> **Tarefa A**
Segundo o texto sobre Cora Coralina, qual era o nome de batismo da escritora?
> **Tarefa B**
Transcreva do texto sobre Cora Coralina o trecho entre "Nascida em Goiás" e "de Cora Coralina.", inclusive.

Cora Coralina – Riqueza por detrás de simples palavras

Cora Coralina foi uma grande escritora brasileira que produziu lindos e profundos poemas acerca do cotidiano, utilizando uma linguagem simples, mas riquíssima em sentimentos. Em seus poemas e contos, podemos notar sua sensibilidade com a vida através de reflexões e mensagens. Assim era Cora Coralina, uma artista que não seguia padrões artísticos e uma mulher simples que nunca se deixou abater. Vale a pena conhecer um pouco mais dessa pessoa incrível.

Nascida em Goiás no dia 20 de agosto de 1889, seu nome de batismo era Ana Lins dos Guimarães Peixoto. Filha do Desembargador Francisco de Paula Lins e de Jacita Luiza do Couto Brandão, cresceu em uma casa de mais de um século, que hoje é um museu. Ana foi doceira e nunca deixou de exercer essa profissão, mesmo quando escrevia obras. A baixa escolaridade não impediu sua carreira de escritora (cursou apenas as 4 primeiras séries) – aos 14 anos escreveu seu primeiro conto, “Tragédia na Roça”, que foi publicado em jornais locais. Ana só foi obter reconhecimento muitos anos mais tarde, com o pseudônimo de Cora Coralina.

> **Dados**

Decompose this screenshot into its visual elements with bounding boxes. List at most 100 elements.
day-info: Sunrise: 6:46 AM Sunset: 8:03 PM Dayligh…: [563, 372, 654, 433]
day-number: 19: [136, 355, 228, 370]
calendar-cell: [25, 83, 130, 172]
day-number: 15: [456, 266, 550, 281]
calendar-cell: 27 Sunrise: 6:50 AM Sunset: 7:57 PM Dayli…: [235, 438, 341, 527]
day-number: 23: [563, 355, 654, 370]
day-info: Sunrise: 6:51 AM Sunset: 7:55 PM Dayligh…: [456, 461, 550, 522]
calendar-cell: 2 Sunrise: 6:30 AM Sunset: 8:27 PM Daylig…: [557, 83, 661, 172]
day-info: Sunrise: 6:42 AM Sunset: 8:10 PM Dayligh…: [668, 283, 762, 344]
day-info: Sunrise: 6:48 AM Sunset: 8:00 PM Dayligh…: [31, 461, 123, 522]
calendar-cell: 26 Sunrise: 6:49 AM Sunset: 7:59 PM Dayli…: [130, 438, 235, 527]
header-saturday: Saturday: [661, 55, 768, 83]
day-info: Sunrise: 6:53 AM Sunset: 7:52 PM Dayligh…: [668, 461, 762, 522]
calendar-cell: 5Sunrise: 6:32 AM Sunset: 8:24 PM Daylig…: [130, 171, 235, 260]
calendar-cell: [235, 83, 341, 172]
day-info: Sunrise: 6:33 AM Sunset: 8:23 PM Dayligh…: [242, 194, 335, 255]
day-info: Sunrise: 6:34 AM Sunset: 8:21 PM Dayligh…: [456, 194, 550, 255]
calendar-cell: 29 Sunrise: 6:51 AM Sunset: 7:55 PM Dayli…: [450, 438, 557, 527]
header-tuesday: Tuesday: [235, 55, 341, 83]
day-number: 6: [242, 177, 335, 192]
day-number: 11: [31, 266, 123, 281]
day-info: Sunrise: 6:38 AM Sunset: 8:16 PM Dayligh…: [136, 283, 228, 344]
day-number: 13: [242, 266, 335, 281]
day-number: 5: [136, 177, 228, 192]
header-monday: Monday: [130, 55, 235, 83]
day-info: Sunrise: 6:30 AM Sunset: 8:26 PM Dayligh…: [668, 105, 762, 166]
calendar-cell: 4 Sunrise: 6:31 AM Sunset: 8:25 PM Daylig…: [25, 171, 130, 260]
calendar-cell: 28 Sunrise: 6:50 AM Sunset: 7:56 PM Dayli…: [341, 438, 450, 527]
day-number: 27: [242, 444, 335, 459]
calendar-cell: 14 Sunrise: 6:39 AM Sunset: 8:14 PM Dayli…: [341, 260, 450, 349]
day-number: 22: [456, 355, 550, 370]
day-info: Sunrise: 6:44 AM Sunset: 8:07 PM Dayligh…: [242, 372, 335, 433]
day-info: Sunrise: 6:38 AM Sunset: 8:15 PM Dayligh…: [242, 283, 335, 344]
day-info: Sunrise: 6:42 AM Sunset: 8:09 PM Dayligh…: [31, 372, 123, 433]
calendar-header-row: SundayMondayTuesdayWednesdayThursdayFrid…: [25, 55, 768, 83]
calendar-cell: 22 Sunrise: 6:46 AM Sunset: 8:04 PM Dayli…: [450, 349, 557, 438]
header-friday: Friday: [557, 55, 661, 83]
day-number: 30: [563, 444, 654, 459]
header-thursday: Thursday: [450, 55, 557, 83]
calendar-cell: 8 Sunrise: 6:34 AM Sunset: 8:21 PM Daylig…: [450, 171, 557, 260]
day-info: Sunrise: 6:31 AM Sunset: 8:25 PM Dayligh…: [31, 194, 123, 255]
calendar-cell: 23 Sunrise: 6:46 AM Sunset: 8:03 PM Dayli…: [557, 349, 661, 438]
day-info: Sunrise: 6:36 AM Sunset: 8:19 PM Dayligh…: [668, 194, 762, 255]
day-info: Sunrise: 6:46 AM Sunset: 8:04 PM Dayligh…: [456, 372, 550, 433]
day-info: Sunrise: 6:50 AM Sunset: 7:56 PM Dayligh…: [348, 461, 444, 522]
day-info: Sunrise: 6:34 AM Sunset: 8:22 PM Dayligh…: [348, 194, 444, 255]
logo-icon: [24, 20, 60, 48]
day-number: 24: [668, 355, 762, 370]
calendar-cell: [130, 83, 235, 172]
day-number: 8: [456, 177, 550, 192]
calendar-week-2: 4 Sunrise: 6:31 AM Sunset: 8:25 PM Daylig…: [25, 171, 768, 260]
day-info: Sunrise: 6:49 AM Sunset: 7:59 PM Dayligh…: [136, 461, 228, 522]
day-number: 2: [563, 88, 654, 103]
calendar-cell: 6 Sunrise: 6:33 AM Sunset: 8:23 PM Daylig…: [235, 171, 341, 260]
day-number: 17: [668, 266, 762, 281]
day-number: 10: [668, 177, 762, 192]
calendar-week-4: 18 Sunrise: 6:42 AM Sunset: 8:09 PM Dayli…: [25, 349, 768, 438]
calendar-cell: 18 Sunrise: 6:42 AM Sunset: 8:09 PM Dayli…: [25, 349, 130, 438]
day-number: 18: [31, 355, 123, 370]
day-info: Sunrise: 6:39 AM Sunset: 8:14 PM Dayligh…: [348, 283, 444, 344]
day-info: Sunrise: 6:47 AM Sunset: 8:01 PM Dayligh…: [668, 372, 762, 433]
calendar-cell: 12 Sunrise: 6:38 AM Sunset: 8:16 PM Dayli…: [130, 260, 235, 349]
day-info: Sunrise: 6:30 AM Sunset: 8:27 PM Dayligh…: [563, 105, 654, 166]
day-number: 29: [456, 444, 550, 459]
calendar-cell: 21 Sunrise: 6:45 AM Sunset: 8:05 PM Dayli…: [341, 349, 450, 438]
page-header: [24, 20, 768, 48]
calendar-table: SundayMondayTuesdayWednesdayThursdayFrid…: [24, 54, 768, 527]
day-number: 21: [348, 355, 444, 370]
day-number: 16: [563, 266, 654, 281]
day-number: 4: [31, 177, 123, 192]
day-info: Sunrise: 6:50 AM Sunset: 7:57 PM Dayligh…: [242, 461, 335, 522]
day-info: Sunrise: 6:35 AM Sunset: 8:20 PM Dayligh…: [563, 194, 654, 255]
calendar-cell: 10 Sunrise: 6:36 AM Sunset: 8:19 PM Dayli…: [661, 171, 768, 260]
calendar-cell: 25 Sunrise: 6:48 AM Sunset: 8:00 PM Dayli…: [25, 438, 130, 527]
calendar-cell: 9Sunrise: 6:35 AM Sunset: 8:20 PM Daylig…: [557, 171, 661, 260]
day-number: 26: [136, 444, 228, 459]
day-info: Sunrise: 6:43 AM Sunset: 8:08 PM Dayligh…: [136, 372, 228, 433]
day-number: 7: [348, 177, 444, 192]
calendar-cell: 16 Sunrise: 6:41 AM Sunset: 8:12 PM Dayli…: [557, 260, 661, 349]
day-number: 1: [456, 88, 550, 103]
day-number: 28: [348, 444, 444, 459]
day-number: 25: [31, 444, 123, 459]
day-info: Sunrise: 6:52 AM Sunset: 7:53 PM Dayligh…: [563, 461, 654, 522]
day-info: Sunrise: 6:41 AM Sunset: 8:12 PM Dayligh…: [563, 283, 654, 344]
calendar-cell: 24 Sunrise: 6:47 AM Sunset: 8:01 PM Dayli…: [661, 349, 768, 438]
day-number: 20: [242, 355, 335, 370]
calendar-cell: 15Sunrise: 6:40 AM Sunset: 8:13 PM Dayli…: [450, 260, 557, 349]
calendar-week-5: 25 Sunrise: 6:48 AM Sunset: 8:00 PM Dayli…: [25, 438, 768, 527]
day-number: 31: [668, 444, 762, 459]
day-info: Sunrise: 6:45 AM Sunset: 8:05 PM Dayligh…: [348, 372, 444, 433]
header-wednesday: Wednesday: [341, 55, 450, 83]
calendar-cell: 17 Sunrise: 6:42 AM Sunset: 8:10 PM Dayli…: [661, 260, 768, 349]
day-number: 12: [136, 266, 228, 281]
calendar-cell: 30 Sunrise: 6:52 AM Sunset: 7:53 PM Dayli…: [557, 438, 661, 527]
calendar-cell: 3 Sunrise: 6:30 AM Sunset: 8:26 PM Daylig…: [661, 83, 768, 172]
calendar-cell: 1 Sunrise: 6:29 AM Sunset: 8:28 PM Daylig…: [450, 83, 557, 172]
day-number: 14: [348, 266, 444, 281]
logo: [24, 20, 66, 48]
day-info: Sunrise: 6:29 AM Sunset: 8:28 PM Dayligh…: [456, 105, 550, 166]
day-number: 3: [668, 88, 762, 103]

> **Resposta A**
Ana Lins dos Guimarães Peixoto.

> **Resposta B**
Nascida em Goiás no dia 20 de agosto de 1889, seu nome de batismo era Ana Lins dos Guimarães Peixoto. Filha do Desembargador Francisco de Paula Lins e de Jacita Luiza do Couto Brandão, cresceu em uma casa de mais de um século, que hoje é um museu. Ana foi doceira e nunca deixou de exercer essa profissão, mesmo quando escrevia obras. A baixa escolaridade não impediu sua carreira de escritora (cursou apenas as 4 primeiras séries) – aos 14 anos escreveu seu primeiro conto, “Tragédia na Roça”, que foi publicado em jornais locais. Ana só foi obter reconhecimento muitos anos mais tarde, com o pseudônimo de Cora Coralina.